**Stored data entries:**
-- begin --

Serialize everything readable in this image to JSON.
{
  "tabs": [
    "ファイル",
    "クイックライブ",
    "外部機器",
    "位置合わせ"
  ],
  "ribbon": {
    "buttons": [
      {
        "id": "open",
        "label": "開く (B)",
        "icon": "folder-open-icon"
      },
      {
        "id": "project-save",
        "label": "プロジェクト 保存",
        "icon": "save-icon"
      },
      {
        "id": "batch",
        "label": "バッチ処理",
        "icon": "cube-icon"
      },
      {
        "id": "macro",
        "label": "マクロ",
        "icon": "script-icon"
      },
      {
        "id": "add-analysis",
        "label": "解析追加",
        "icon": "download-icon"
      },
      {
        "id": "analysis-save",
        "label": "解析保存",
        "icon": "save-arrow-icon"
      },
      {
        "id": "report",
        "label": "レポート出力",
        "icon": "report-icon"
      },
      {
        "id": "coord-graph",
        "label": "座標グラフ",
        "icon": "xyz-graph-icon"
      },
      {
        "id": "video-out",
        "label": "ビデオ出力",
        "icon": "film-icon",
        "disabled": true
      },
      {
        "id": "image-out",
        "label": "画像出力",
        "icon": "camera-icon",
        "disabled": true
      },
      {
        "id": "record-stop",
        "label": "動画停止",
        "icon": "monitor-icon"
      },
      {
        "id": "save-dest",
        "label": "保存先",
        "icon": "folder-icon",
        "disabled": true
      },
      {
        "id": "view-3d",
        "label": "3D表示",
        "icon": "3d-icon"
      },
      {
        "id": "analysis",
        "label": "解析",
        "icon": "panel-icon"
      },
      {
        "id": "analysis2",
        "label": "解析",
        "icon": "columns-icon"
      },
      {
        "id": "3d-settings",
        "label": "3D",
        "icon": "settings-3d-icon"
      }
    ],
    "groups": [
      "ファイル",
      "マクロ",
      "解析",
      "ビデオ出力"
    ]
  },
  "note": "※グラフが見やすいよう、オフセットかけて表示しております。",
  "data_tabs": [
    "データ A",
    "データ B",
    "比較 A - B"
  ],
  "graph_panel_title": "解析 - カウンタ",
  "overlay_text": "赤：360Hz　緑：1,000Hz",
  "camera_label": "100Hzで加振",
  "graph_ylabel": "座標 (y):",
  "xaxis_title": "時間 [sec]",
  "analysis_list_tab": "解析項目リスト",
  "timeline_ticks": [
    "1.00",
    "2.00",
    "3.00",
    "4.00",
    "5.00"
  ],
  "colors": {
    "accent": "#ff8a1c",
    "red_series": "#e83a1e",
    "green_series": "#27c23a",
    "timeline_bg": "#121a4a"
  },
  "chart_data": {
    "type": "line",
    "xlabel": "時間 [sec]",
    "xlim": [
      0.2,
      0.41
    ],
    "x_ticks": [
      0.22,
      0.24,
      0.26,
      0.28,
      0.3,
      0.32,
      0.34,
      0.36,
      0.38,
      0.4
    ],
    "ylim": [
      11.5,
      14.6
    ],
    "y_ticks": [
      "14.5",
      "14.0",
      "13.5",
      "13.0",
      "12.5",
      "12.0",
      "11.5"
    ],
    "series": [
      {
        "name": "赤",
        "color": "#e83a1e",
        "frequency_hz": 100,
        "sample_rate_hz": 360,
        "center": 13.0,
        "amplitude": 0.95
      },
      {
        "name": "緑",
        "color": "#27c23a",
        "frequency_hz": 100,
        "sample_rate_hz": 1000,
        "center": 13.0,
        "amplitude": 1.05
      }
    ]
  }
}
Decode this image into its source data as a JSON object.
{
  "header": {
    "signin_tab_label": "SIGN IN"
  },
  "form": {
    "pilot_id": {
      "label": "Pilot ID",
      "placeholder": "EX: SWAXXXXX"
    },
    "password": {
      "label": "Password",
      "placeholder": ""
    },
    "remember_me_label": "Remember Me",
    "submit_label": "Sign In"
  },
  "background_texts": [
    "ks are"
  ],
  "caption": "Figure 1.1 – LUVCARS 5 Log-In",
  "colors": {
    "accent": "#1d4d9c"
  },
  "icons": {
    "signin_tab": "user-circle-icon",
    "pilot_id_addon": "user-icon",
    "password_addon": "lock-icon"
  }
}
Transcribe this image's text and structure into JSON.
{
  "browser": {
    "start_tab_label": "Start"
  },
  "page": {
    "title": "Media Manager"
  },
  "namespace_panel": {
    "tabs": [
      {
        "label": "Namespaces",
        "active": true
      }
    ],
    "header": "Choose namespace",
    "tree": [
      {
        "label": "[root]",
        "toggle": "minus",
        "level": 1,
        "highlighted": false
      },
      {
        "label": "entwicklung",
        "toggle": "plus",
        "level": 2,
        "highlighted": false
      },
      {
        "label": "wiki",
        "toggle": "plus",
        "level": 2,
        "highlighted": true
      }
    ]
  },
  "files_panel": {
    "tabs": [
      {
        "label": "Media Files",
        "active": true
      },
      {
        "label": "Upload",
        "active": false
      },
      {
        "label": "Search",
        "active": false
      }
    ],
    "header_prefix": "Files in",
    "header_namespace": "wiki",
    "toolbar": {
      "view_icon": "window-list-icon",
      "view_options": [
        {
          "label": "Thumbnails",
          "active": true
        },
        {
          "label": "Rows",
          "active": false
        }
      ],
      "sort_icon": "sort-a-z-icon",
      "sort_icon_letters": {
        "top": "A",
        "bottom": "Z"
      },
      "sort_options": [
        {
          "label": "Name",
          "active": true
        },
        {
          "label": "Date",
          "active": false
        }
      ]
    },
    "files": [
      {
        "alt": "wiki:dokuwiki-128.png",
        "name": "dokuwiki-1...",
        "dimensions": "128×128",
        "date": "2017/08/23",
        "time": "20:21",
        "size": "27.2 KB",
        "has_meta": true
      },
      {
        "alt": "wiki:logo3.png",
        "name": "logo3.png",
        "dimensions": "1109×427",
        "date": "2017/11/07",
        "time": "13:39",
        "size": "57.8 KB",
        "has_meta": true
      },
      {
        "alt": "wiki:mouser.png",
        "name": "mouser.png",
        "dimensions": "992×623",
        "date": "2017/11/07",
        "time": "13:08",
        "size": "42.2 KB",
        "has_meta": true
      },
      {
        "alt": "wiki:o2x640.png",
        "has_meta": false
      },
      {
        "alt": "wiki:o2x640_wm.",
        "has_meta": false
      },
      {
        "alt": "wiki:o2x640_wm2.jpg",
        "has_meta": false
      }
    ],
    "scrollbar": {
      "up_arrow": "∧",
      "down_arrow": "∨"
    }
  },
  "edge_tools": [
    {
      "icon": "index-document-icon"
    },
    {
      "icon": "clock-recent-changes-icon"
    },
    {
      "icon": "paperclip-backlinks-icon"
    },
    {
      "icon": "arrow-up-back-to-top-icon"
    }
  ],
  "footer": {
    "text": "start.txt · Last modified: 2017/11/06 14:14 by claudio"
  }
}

-- end --

**Required task:**
Filter the data for the string "settings" and copy every line that has it.

**Finished exercise:**
        "id": "3d-settings",
        "icon": "settings-3d-icon"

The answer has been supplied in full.